▶ [Structured figure records]

━━━━━━

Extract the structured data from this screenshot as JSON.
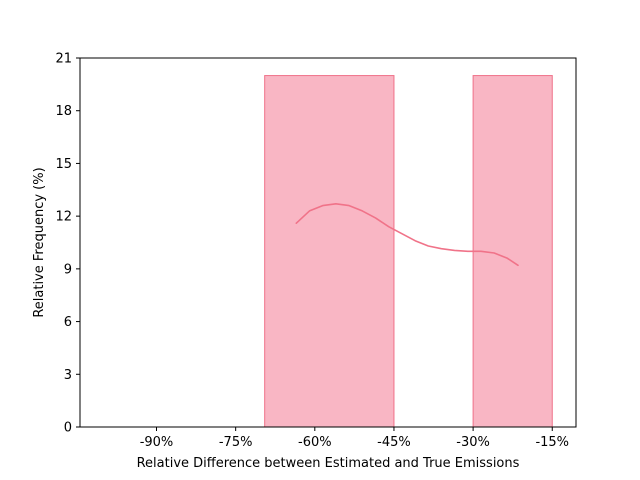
{
  "chart_data": {
    "type": "bar",
    "title": "",
    "xlabel": "Relative Difference between Estimated and True Emissions",
    "ylabel": "Relative Frequency (%)",
    "xlim": [
      -104.5,
      -10.5
    ],
    "ylim": [
      0,
      21
    ],
    "x_ticks": [
      {
        "value": -90,
        "label": "-90%"
      },
      {
        "value": -75,
        "label": "-75%"
      },
      {
        "value": -60,
        "label": "-60%"
      },
      {
        "value": -45,
        "label": "-45%"
      },
      {
        "value": -30,
        "label": "-30%"
      },
      {
        "value": -15,
        "label": "-15%"
      }
    ],
    "y_ticks": [
      {
        "value": 0,
        "label": "0"
      },
      {
        "value": 3,
        "label": "3"
      },
      {
        "value": 6,
        "label": "6"
      },
      {
        "value": 9,
        "label": "9"
      },
      {
        "value": 12,
        "label": "12"
      },
      {
        "value": 15,
        "label": "15"
      },
      {
        "value": 18,
        "label": "18"
      },
      {
        "value": 21,
        "label": "21"
      }
    ],
    "bins": [
      {
        "x0": -100,
        "x1": -69.5,
        "value": 0
      },
      {
        "x0": -69.5,
        "x1": -45,
        "value": 20
      },
      {
        "x0": -45,
        "x1": -30,
        "value": 0
      },
      {
        "x0": -30,
        "x1": -15,
        "value": 20
      }
    ],
    "kde": {
      "x": [
        -63.5,
        -61,
        -58.5,
        -56,
        -53.5,
        -51,
        -48.5,
        -46,
        -43.5,
        -41,
        -38.5,
        -36,
        -33.5,
        -31,
        -28.5,
        -26,
        -23.5,
        -21.5
      ],
      "y": [
        11.6,
        12.3,
        12.6,
        12.7,
        12.6,
        12.3,
        11.9,
        11.4,
        11.0,
        10.6,
        10.3,
        10.15,
        10.05,
        10.0,
        10.0,
        9.9,
        9.6,
        9.2
      ]
    },
    "colors": {
      "bar_fill": "#f9b6c4",
      "bar_edge": "#ef7088",
      "kde_line": "#f07389",
      "axis": "#000000"
    },
    "grid": false,
    "legend": "none"
  }
}
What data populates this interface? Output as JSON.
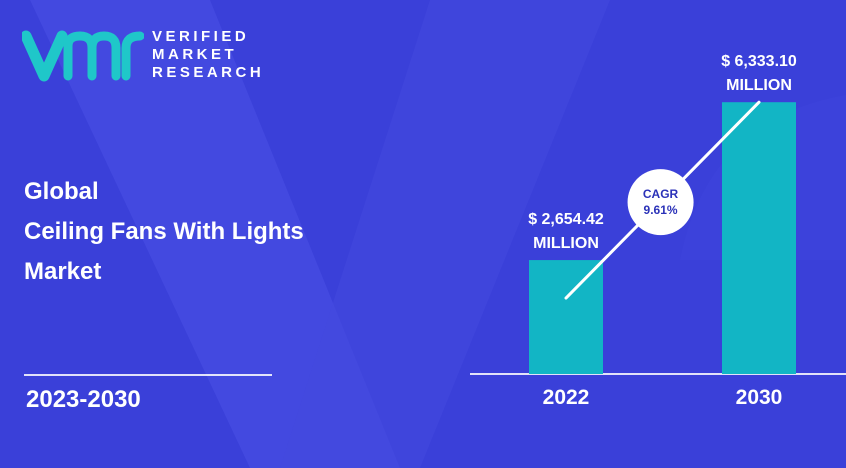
{
  "brand": {
    "line1": "VERIFIED",
    "line2": "MARKET",
    "line3": "RESEARCH"
  },
  "title": {
    "line1": "Global",
    "line2": "Ceiling Fans With Lights",
    "line3": "Market"
  },
  "period": "2023-2030",
  "colors": {
    "background": "#3a40d9",
    "bar": "#12b5c5",
    "logo_teal": "#1fc7c9",
    "text": "#ffffff",
    "cagr_text": "#2b32b8"
  },
  "chart_data": {
    "type": "bar",
    "categories": [
      "2022",
      "2030"
    ],
    "values": [
      2654.42,
      6333.1
    ],
    "value_labels": [
      [
        "$ 2,654.42",
        "MILLION"
      ],
      [
        "$ 6,333.10",
        "MILLION"
      ]
    ],
    "annotation": {
      "line1": "CAGR",
      "line2": "9.61%"
    },
    "ylim": [
      0,
      7200
    ]
  }
}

━━━━━━

▶ [THE EXERCISE]
Exclude the images, then output the data above word for word.

▶ [EXERCISE SOLUTION]
Extract the structured data from this screenshot as JSON.
{
  "chart_data": {
    "type": "bar",
    "title": "",
    "xlabel": "Relative Difference between Estimated and True Emissions",
    "ylabel": "Relative Frequency (%)",
    "xlim": [
      -104.5,
      -10.5
    ],
    "ylim": [
      0,
      21
    ],
    "x_ticks": [
      {
        "value": -90,
        "label": "-90%"
      },
      {
        "value": -75,
        "label": "-75%"
      },
      {
        "value": -60,
        "label": "-60%"
      },
      {
        "value": -45,
        "label": "-45%"
      },
      {
        "value": -30,
        "label": "-30%"
      },
      {
        "value": -15,
        "label": "-15%"
      }
    ],
    "y_ticks": [
      {
        "value": 0,
        "label": "0"
      },
      {
        "value": 3,
        "label": "3"
      },
      {
        "value": 6,
        "label": "6"
      },
      {
        "value": 9,
        "label": "9"
      },
      {
        "value": 12,
        "label": "12"
      },
      {
        "value": 15,
        "label": "15"
      },
      {
        "value": 18,
        "label": "18"
      },
      {
        "value": 21,
        "label": "21"
      }
    ],
    "bins": [
      {
        "x0": -100,
        "x1": -69.5,
        "value": 0
      },
      {
        "x0": -69.5,
        "x1": -45,
        "value": 20
      },
      {
        "x0": -45,
        "x1": -30,
        "value": 0
      },
      {
        "x0": -30,
        "x1": -15,
        "value": 20
      }
    ],
    "kde": {
      "x": [
        -63.5,
        -61,
        -58.5,
        -56,
        -53.5,
        -51,
        -48.5,
        -46,
        -43.5,
        -41,
        -38.5,
        -36,
        -33.5,
        -31,
        -28.5,
        -26,
        -23.5,
        -21.5
      ],
      "y": [
        11.6,
        12.3,
        12.6,
        12.7,
        12.6,
        12.3,
        11.9,
        11.4,
        11.0,
        10.6,
        10.3,
        10.15,
        10.05,
        10.0,
        10.0,
        9.9,
        9.6,
        9.2
      ]
    },
    "colors": {
      "bar_fill": "#f9b6c4",
      "bar_edge": "#ef7088",
      "kde_line": "#f07389",
      "axis": "#000000"
    },
    "grid": false,
    "legend": "none"
  }
}
What data populates this interface? Output as JSON.
{
  "brand": {
    "line1": "VERIFIED",
    "line2": "MARKET",
    "line3": "RESEARCH"
  },
  "title": {
    "line1": "Global",
    "line2": "Ceiling Fans With Lights",
    "line3": "Market"
  },
  "period": "2023-2030",
  "colors": {
    "background": "#3a40d9",
    "bar": "#12b5c5",
    "logo_teal": "#1fc7c9",
    "text": "#ffffff",
    "cagr_text": "#2b32b8"
  },
  "chart_data": {
    "type": "bar",
    "categories": [
      "2022",
      "2030"
    ],
    "values": [
      2654.42,
      6333.1
    ],
    "value_labels": [
      [
        "$ 2,654.42",
        "MILLION"
      ],
      [
        "$ 6,333.10",
        "MILLION"
      ]
    ],
    "annotation": {
      "line1": "CAGR",
      "line2": "9.61%"
    },
    "ylim": [
      0,
      7200
    ]
  }
}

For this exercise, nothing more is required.